**AIM OF THE TASK:** Return the material word for word. Do not include the pictures.
-- start --
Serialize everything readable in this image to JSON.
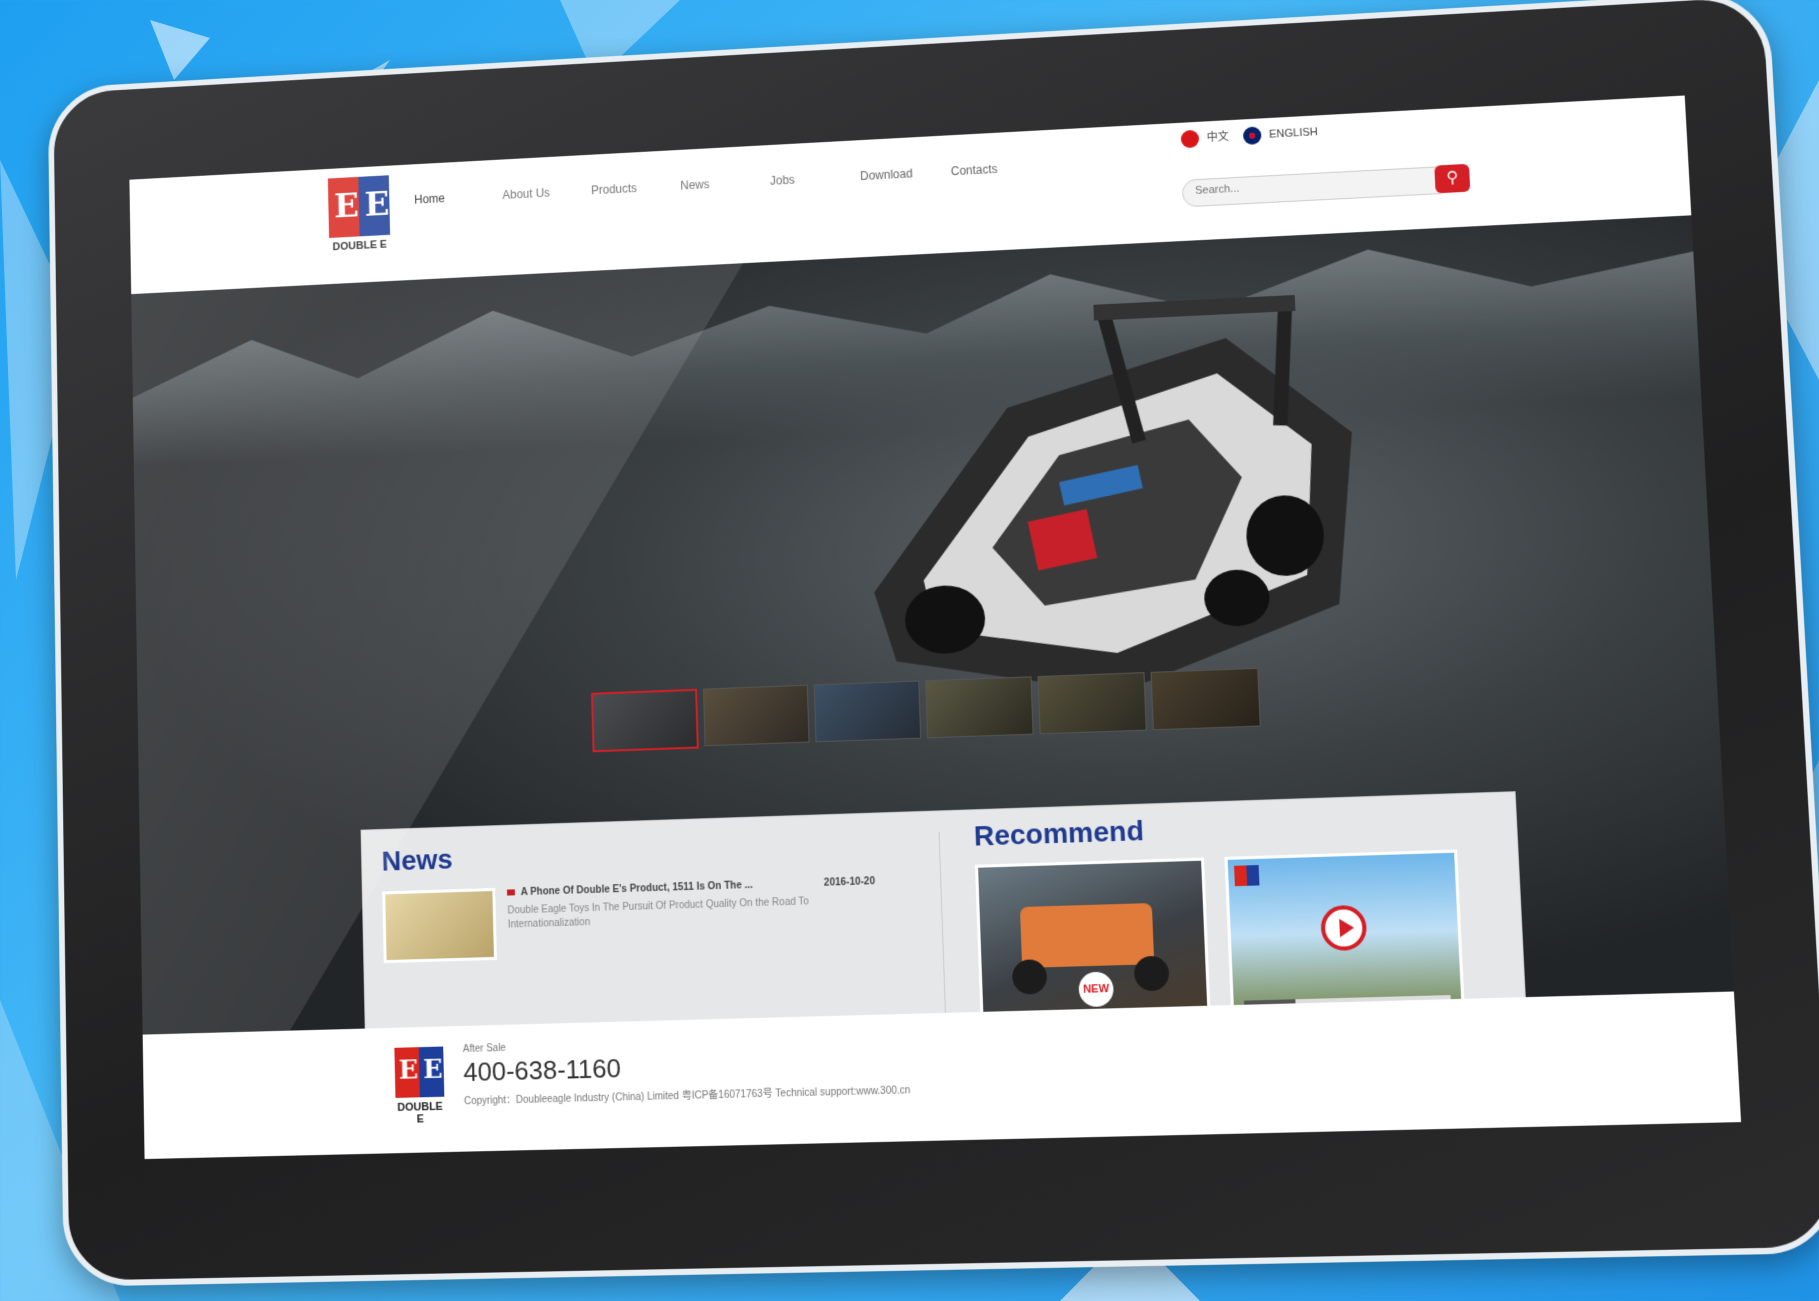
{
  "header": {
    "logo_text": "DOUBLE E",
    "logo_glyph": "EE",
    "nav": [
      "Home",
      "About Us",
      "Products",
      "News",
      "Jobs",
      "Download",
      "Contacts"
    ],
    "lang_cn": "中文",
    "lang_en": "ENGLISH",
    "search_placeholder": "Search...",
    "search_icon": "search-icon"
  },
  "news": {
    "title": "News",
    "item_title": "A Phone Of Double E's Product, 1511 Is On The ...",
    "item_date": "2016-10-20",
    "item_desc": "Double Eagle Toys In The Pursuit Of Product Quality On the Road To Internationalization"
  },
  "recommend": {
    "title": "Recommend",
    "new_badge": "NEW"
  },
  "footer": {
    "aftersale_label": "After Sale",
    "hotline": "400-638-1160",
    "copyright": "Copyright：Doubleeagle Industry (China) Limited  粤ICP备16071763号  Technical support:www.300.cn",
    "logo_text": "DOUBLE E"
  },
  "colors": {
    "brand_red": "#d41f26",
    "brand_blue": "#1f3a8f",
    "background_blue": "#1e9ff0"
  }
}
-- end --
**COMPLETED TASK:**
Serialize everything readable in this image to JSON.
{
  "header": {
    "logo_text": "DOUBLE E",
    "logo_glyph": "EE",
    "nav": [
      "Home",
      "About Us",
      "Products",
      "News",
      "Jobs",
      "Download",
      "Contacts"
    ],
    "lang_cn": "中文",
    "lang_en": "ENGLISH",
    "search_placeholder": "Search...",
    "search_icon": "search-icon"
  },
  "news": {
    "title": "News",
    "item_title": "A Phone Of Double E's Product, 1511 Is On The ...",
    "item_date": "2016-10-20",
    "item_desc": "Double Eagle Toys In The Pursuit Of Product Quality On the Road To Internationalization"
  },
  "recommend": {
    "title": "Recommend",
    "new_badge": "NEW"
  },
  "footer": {
    "aftersale_label": "After Sale",
    "hotline": "400-638-1160",
    "copyright": "Copyright：Doubleeagle Industry (China) Limited  粤ICP备16071763号  Technical support:www.300.cn",
    "logo_text": "DOUBLE E"
  },
  "colors": {
    "brand_red": "#d41f26",
    "brand_blue": "#1f3a8f",
    "background_blue": "#1e9ff0"
  }
}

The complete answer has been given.